• PROBLEM REQUIREMENTS: Lines with the word "name" in them are the ones to copy from the records.

• GIVEN DATA:
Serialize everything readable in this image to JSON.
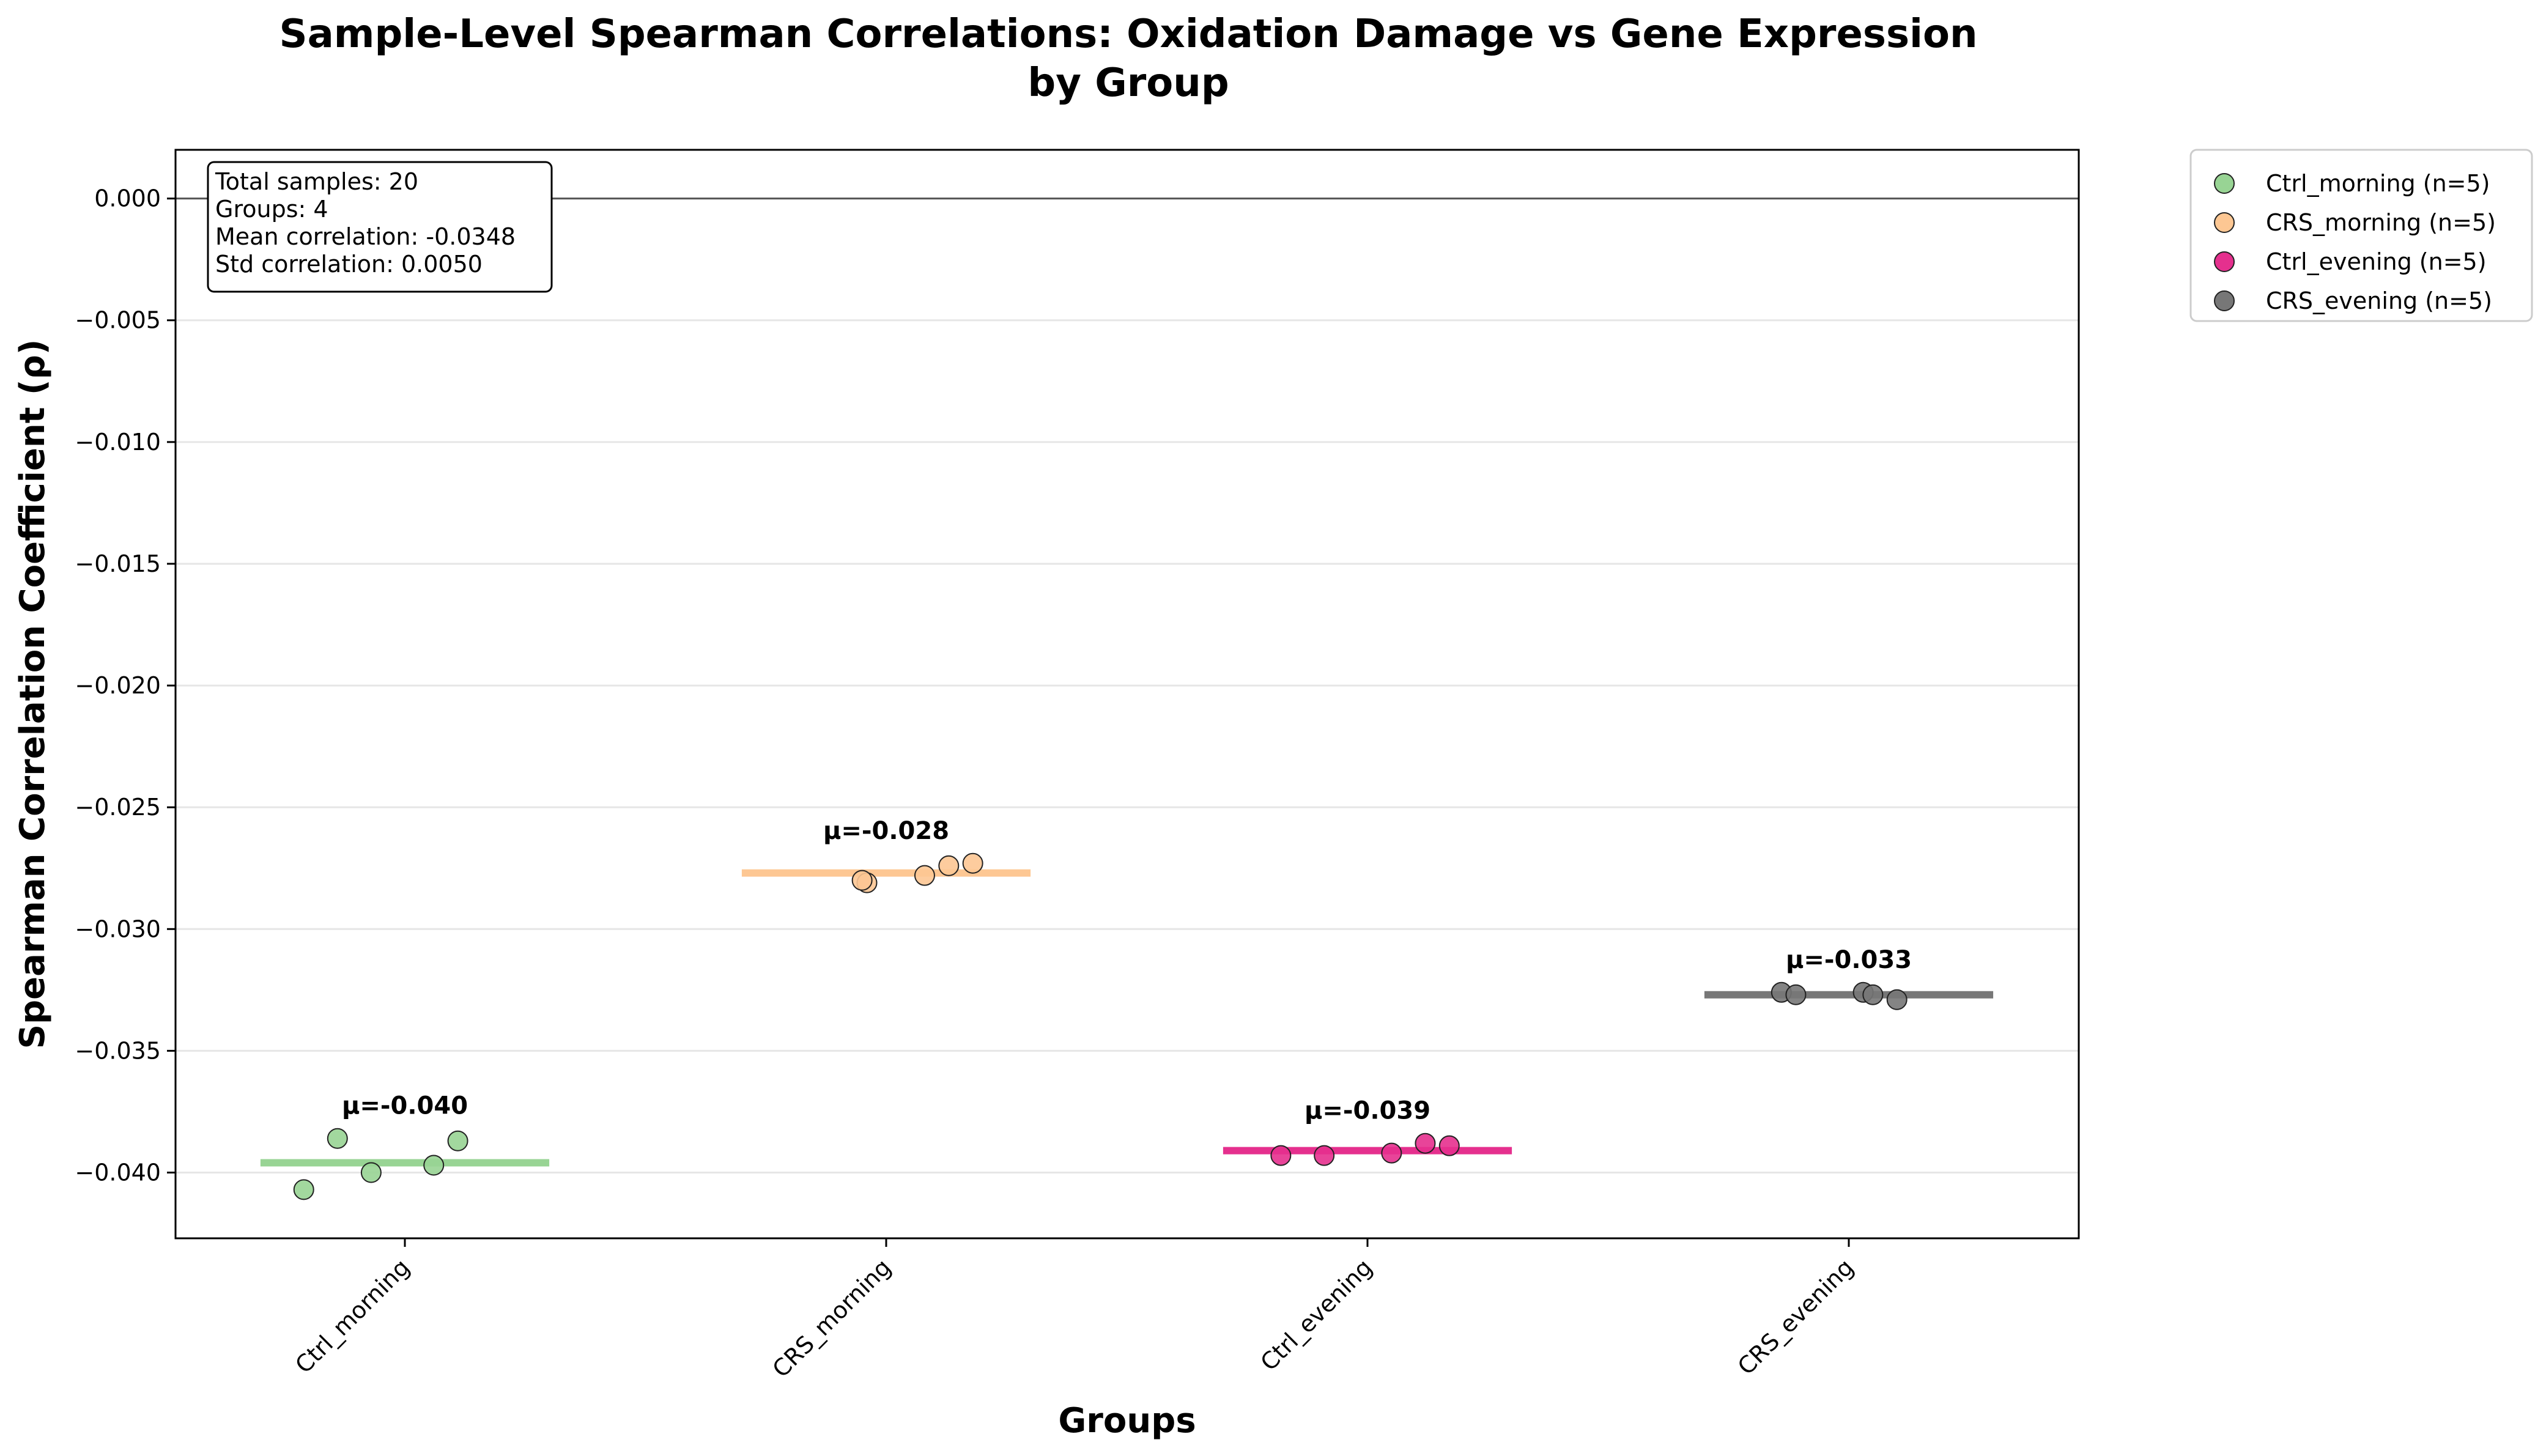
{
  "chart_data": {
    "type": "scatter",
    "title_line1": "Sample-Level Spearman Correlations: Oxidation Damage vs Gene Expression",
    "title_line2": "by Group",
    "xlabel": "Groups",
    "ylabel": "Spearman Correlation Coefficient (ρ)",
    "ylim": [
      -0.0427,
      0.002
    ],
    "yticks": [
      0.0,
      -0.005,
      -0.01,
      -0.015,
      -0.02,
      -0.025,
      -0.03,
      -0.035,
      -0.04
    ],
    "ytick_labels": [
      "0.000",
      "−0.005",
      "−0.010",
      "−0.015",
      "−0.020",
      "−0.025",
      "−0.030",
      "−0.035",
      "−0.040"
    ],
    "grid": "horizontal",
    "legend_position": "outside-top-right",
    "categories": [
      "Ctrl_morning",
      "CRS_morning",
      "Ctrl_evening",
      "CRS_evening"
    ],
    "series": [
      {
        "name": "Ctrl_morning (n=5)",
        "color": "#98d494",
        "mean": -0.0396,
        "mean_label": "μ=-0.040",
        "points": [
          {
            "x": -0.21,
            "y": -0.0407
          },
          {
            "x": -0.14,
            "y": -0.0386
          },
          {
            "x": -0.07,
            "y": -0.04
          },
          {
            "x": 0.06,
            "y": -0.0397
          },
          {
            "x": 0.11,
            "y": -0.0387
          }
        ]
      },
      {
        "name": "CRS_morning (n=5)",
        "color": "#fdc793",
        "mean": -0.0277,
        "mean_label": "μ=-0.028",
        "points": [
          {
            "x": -0.04,
            "y": -0.0281
          },
          {
            "x": -0.05,
            "y": -0.028
          },
          {
            "x": 0.08,
            "y": -0.0278
          },
          {
            "x": 0.13,
            "y": -0.0274
          },
          {
            "x": 0.18,
            "y": -0.0273
          }
        ]
      },
      {
        "name": "Ctrl_evening (n=5)",
        "color": "#e5308e",
        "mean": -0.0391,
        "mean_label": "μ=-0.039",
        "points": [
          {
            "x": -0.18,
            "y": -0.0393
          },
          {
            "x": -0.09,
            "y": -0.0393
          },
          {
            "x": 0.05,
            "y": -0.0392
          },
          {
            "x": 0.12,
            "y": -0.0388
          },
          {
            "x": 0.17,
            "y": -0.0389
          }
        ]
      },
      {
        "name": "CRS_evening (n=5)",
        "color": "#777777",
        "mean": -0.0327,
        "mean_label": "μ=-0.033",
        "points": [
          {
            "x": -0.14,
            "y": -0.0326
          },
          {
            "x": -0.11,
            "y": -0.0327
          },
          {
            "x": 0.03,
            "y": -0.0326
          },
          {
            "x": 0.05,
            "y": -0.0327
          },
          {
            "x": 0.1,
            "y": -0.0329
          }
        ]
      }
    ],
    "reference_line_y": 0.0,
    "stats_box": [
      "Total samples: 20",
      "Groups: 4",
      "Mean correlation: -0.0348",
      "Std correlation: 0.0050"
    ]
  }
}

• TASK RESULT:
        "name": "Ctrl_morning (n=5)",
        "name": "CRS_morning (n=5)",
        "name": "Ctrl_evening (n=5)",
        "name": "CRS_evening (n=5)",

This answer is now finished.